- _WHAT YOU NEED TO DO_: Skip all pictures, then print the remaining material exactly.

- _DATA FOR THE TASK_:
>>>>
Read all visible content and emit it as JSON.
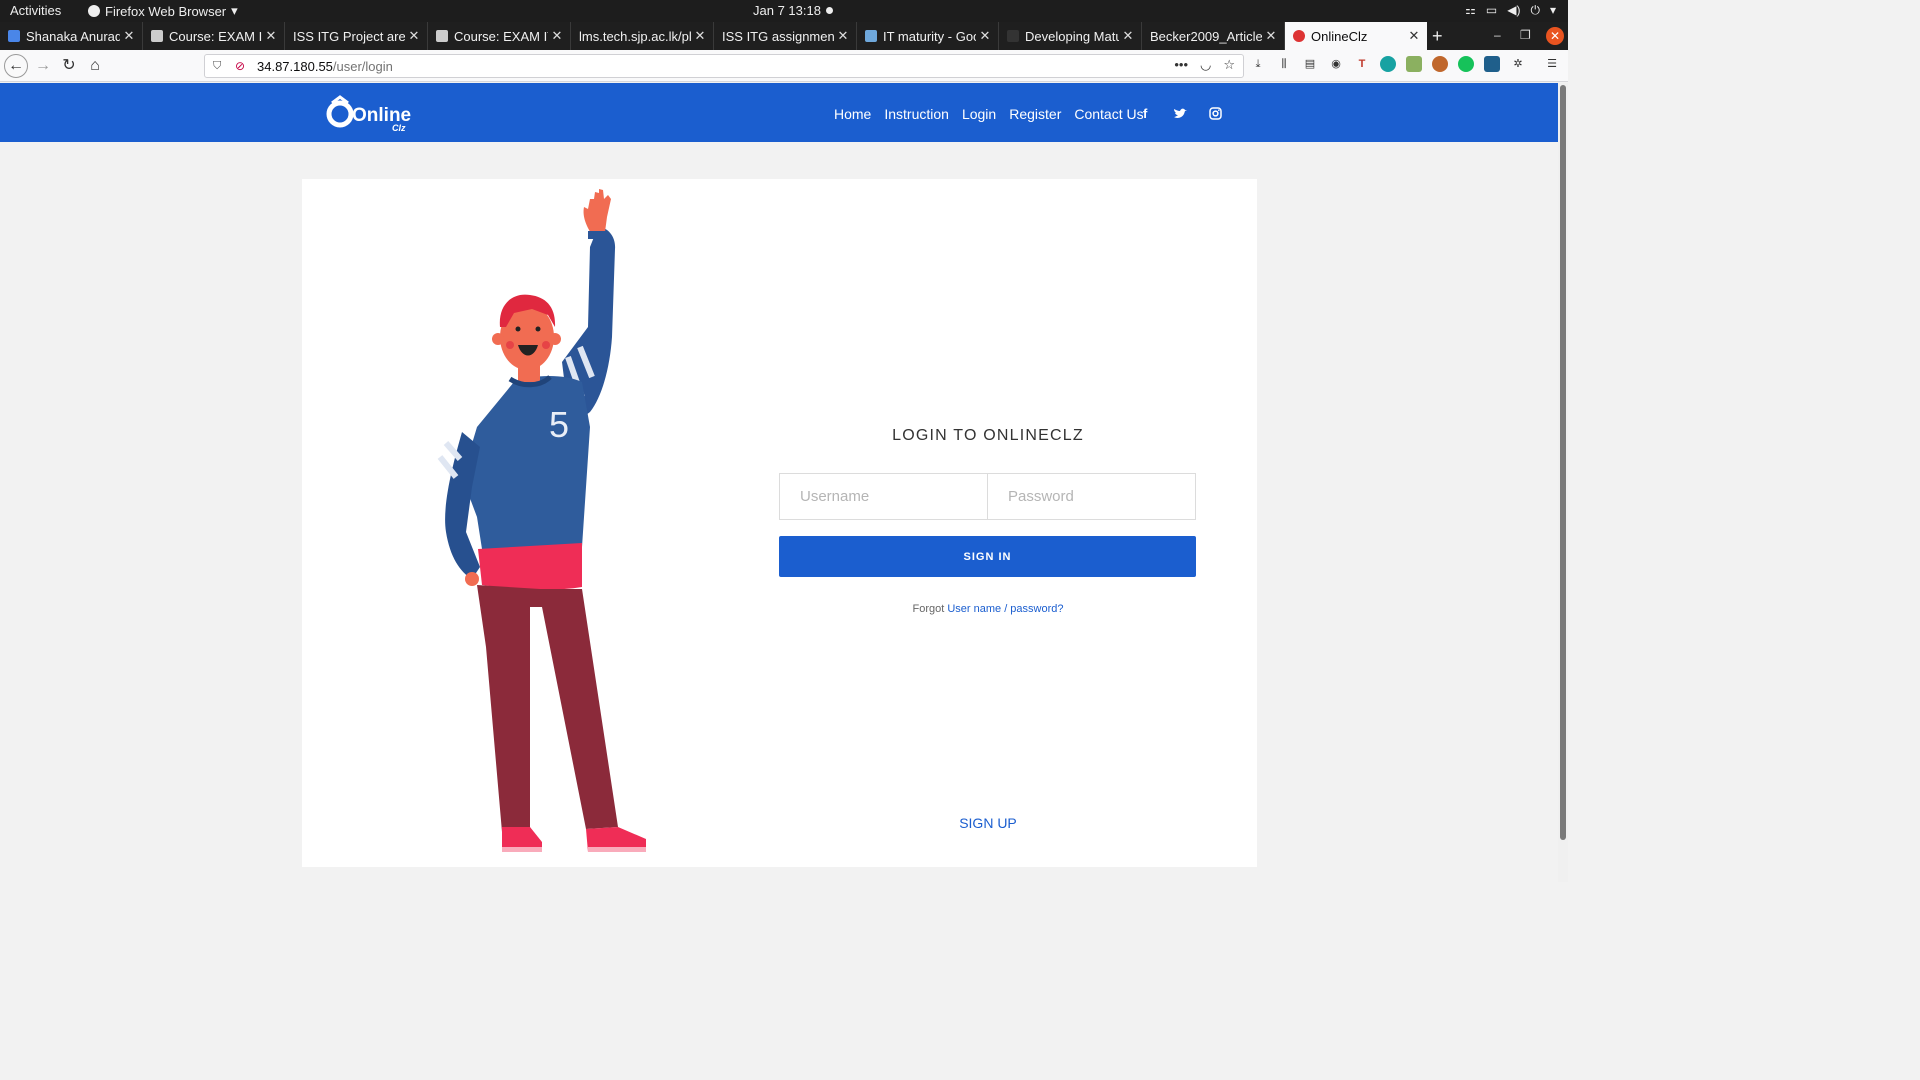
{
  "system_bar": {
    "activities": "Activities",
    "app_name": "Firefox Web Browser",
    "clock": "Jan 7  13:18"
  },
  "tabs": [
    {
      "title": "Shanaka Anuradh",
      "active": false
    },
    {
      "title": "Course: EXAM IT",
      "active": false
    },
    {
      "title": "ISS ITG Project area",
      "active": false
    },
    {
      "title": "Course: EXAM IT",
      "active": false
    },
    {
      "title": "lms.tech.sjp.ac.lk/pl",
      "active": false
    },
    {
      "title": "ISS ITG assignment.p",
      "active": false
    },
    {
      "title": "IT maturity - Goo",
      "active": false
    },
    {
      "title": "Developing Matu",
      "active": false
    },
    {
      "title": "Becker2009_Article",
      "active": false
    },
    {
      "title": "OnlineClz",
      "active": true
    }
  ],
  "url": {
    "host": "34.87.180.55",
    "path": "/user/login"
  },
  "site": {
    "logo_text": "Online",
    "logo_sub": "Clz",
    "nav": [
      "Home",
      "Instruction",
      "Login",
      "Register",
      "Contact Us"
    ],
    "social": [
      "f",
      "t",
      "ig"
    ],
    "brand_color": "#1b5ecf"
  },
  "login": {
    "title": "LOGIN TO ONLINECLZ",
    "username_placeholder": "Username",
    "password_placeholder": "Password",
    "signin_label": "SIGN IN",
    "forgot_prefix": "Forgot ",
    "forgot_link": "User name / password?",
    "signup_label": "SIGN UP"
  },
  "illustration": {
    "jersey_number": "5"
  }
}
<<<<
- _EXERCISE SOLUTION_:
Read all visible content and emit it as JSON.
{
  "system_bar": {
    "activities": "Activities",
    "app_name": "Firefox Web Browser",
    "clock": "Jan 7  13:18"
  },
  "tabs": [
    {
      "title": "Shanaka Anuradh",
      "active": false
    },
    {
      "title": "Course: EXAM IT",
      "active": false
    },
    {
      "title": "ISS ITG Project area",
      "active": false
    },
    {
      "title": "Course: EXAM IT",
      "active": false
    },
    {
      "title": "lms.tech.sjp.ac.lk/pl",
      "active": false
    },
    {
      "title": "ISS ITG assignment.p",
      "active": false
    },
    {
      "title": "IT maturity - Goo",
      "active": false
    },
    {
      "title": "Developing Matu",
      "active": false
    },
    {
      "title": "Becker2009_Article",
      "active": false
    },
    {
      "title": "OnlineClz",
      "active": true
    }
  ],
  "url": {
    "host": "34.87.180.55",
    "path": "/user/login"
  },
  "site": {
    "logo_text": "Online",
    "logo_sub": "Clz",
    "nav": [
      "Home",
      "Instruction",
      "Login",
      "Register",
      "Contact Us"
    ],
    "social": [
      "f",
      "t",
      "ig"
    ],
    "brand_color": "#1b5ecf"
  },
  "login": {
    "title": "LOGIN TO ONLINECLZ",
    "username_placeholder": "Username",
    "password_placeholder": "Password",
    "signin_label": "SIGN IN",
    "forgot_prefix": "Forgot ",
    "forgot_link": "User name / password?",
    "signup_label": "SIGN UP"
  },
  "illustration": {
    "jersey_number": "5"
  }
}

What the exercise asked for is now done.